** start of EXERCISE DATA **
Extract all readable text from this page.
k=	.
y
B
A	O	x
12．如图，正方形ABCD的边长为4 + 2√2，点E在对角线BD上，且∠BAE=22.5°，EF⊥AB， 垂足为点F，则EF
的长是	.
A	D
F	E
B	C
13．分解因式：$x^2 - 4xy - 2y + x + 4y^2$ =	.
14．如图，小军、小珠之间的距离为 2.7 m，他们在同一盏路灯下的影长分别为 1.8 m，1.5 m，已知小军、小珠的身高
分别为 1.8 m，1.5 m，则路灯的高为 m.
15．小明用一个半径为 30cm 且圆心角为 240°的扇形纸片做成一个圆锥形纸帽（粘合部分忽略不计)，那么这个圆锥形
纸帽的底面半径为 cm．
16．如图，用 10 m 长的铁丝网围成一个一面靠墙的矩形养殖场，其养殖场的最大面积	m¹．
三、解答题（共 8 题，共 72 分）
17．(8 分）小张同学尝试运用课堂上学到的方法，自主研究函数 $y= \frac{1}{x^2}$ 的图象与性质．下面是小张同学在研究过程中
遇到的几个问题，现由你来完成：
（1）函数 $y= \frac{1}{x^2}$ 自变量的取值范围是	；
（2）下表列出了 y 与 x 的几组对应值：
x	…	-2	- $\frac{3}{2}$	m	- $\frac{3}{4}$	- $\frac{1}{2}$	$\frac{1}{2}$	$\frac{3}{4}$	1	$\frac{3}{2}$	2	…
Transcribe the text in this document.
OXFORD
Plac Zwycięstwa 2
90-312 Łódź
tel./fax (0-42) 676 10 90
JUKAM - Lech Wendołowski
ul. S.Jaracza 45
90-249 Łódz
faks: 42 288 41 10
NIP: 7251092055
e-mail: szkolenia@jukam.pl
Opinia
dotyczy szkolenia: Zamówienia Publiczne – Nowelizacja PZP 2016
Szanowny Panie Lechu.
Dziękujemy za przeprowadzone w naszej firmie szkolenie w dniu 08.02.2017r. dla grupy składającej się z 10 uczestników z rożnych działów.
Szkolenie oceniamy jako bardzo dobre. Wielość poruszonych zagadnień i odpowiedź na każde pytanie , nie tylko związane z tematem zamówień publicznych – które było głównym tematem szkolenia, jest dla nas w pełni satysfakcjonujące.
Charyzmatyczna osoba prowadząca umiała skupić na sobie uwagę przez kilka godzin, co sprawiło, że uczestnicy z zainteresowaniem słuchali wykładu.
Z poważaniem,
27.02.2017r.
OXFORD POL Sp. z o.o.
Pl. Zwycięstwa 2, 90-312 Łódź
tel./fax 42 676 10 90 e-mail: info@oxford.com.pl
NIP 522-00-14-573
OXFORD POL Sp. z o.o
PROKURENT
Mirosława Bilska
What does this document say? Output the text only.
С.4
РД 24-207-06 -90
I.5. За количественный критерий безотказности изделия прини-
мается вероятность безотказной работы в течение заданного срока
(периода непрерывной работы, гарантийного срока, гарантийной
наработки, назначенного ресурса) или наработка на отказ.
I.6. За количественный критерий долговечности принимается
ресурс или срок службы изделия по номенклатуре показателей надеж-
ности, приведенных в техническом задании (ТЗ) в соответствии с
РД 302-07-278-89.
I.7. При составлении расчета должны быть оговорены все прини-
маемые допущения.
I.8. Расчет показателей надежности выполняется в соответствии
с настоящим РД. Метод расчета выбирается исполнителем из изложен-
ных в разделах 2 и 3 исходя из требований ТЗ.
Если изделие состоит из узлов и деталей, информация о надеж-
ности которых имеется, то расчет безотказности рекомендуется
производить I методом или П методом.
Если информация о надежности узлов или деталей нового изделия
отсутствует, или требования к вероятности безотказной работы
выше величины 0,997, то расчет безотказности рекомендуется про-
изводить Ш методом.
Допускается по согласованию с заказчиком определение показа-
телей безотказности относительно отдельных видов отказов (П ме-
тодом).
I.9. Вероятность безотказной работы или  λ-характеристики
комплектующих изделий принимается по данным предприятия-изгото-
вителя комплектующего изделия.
** end of EXERCISE DATA **
GIVEN INSTRUCTION
Copy the material above verbatim.

ANSWER FOR THE TASK
Extract all readable text from this page.
k=	.
y
B
A	O	x
12．如图，正方形ABCD的边长为4 + 2√2，点E在对角线BD上，且∠BAE=22.5°，EF⊥AB， 垂足为点F，则EF
的长是	.
A	D
F	E
B	C
13．分解因式：$x^2 - 4xy - 2y + x + 4y^2$ =	.
14．如图，小军、小珠之间的距离为 2.7 m，他们在同一盏路灯下的影长分别为 1.8 m，1.5 m，已知小军、小珠的身高
分别为 1.8 m，1.5 m，则路灯的高为 m.
15．小明用一个半径为 30cm 且圆心角为 240°的扇形纸片做成一个圆锥形纸帽（粘合部分忽略不计)，那么这个圆锥形
纸帽的底面半径为 cm．
16．如图，用 10 m 长的铁丝网围成一个一面靠墙的矩形养殖场，其养殖场的最大面积	m¹．
三、解答题（共 8 题，共 72 分）
17．(8 分）小张同学尝试运用课堂上学到的方法，自主研究函数 $y= \frac{1}{x^2}$ 的图象与性质．下面是小张同学在研究过程中
遇到的几个问题，现由你来完成：
（1）函数 $y= \frac{1}{x^2}$ 自变量的取值范围是	；
（2）下表列出了 y 与 x 的几组对应值：
x	…	-2	- $\frac{3}{2}$	m	- $\frac{3}{4}$	- $\frac{1}{2}$	$\frac{1}{2}$	$\frac{3}{4}$	1	$\frac{3}{2}$	2	…
Transcribe the text in this document.
OXFORD
Plac Zwycięstwa 2
90-312 Łódź
tel./fax (0-42) 676 10 90
JUKAM - Lech Wendołowski
ul. S.Jaracza 45
90-249 Łódz
faks: 42 288 41 10
NIP: 7251092055
e-mail: szkolenia@jukam.pl
Opinia
dotyczy szkolenia: Zamówienia Publiczne – Nowelizacja PZP 2016
Szanowny Panie Lechu.
Dziękujemy za przeprowadzone w naszej firmie szkolenie w dniu 08.02.2017r. dla grupy składającej się z 10 uczestników z rożnych działów.
Szkolenie oceniamy jako bardzo dobre. Wielość poruszonych zagadnień i odpowiedź na każde pytanie , nie tylko związane z tematem zamówień publicznych – które było głównym tematem szkolenia, jest dla nas w pełni satysfakcjonujące.
Charyzmatyczna osoba prowadząca umiała skupić na sobie uwagę przez kilka godzin, co sprawiło, że uczestnicy z zainteresowaniem słuchali wykładu.
Z poważaniem,
27.02.2017r.
OXFORD POL Sp. z o.o.
Pl. Zwycięstwa 2, 90-312 Łódź
tel./fax 42 676 10 90 e-mail: info@oxford.com.pl
NIP 522-00-14-573
OXFORD POL Sp. z o.o
PROKURENT
Mirosława Bilska
What does this document say? Output the text only.
С.4
РД 24-207-06 -90
I.5. За количественный критерий безотказности изделия прини-
мается вероятность безотказной работы в течение заданного срока
(периода непрерывной работы, гарантийного срока, гарантийной
наработки, назначенного ресурса) или наработка на отказ.
I.6. За количественный критерий долговечности принимается
ресурс или срок службы изделия по номенклатуре показателей надеж-
ности, приведенных в техническом задании (ТЗ) в соответствии с
РД 302-07-278-89.
I.7. При составлении расчета должны быть оговорены все прини-
маемые допущения.
I.8. Расчет показателей надежности выполняется в соответствии
с настоящим РД. Метод расчета выбирается исполнителем из изложен-
ных в разделах 2 и 3 исходя из требований ТЗ.
Если изделие состоит из узлов и деталей, информация о надеж-
ности которых имеется, то расчет безотказности рекомендуется
производить I методом или П методом.
Если информация о надежности узлов или деталей нового изделия
отсутствует, или требования к вероятности безотказной работы
выше величины 0,997, то расчет безотказности рекомендуется про-
изводить Ш методом.
Допускается по согласованию с заказчиком определение показа-
телей безотказности относительно отдельных видов отказов (П ме-
тодом).
I.9. Вероятность безотказной работы или  λ-характеристики
комплектующих изделий принимается по данным предприятия-изгото-
вителя комплектующего изделия.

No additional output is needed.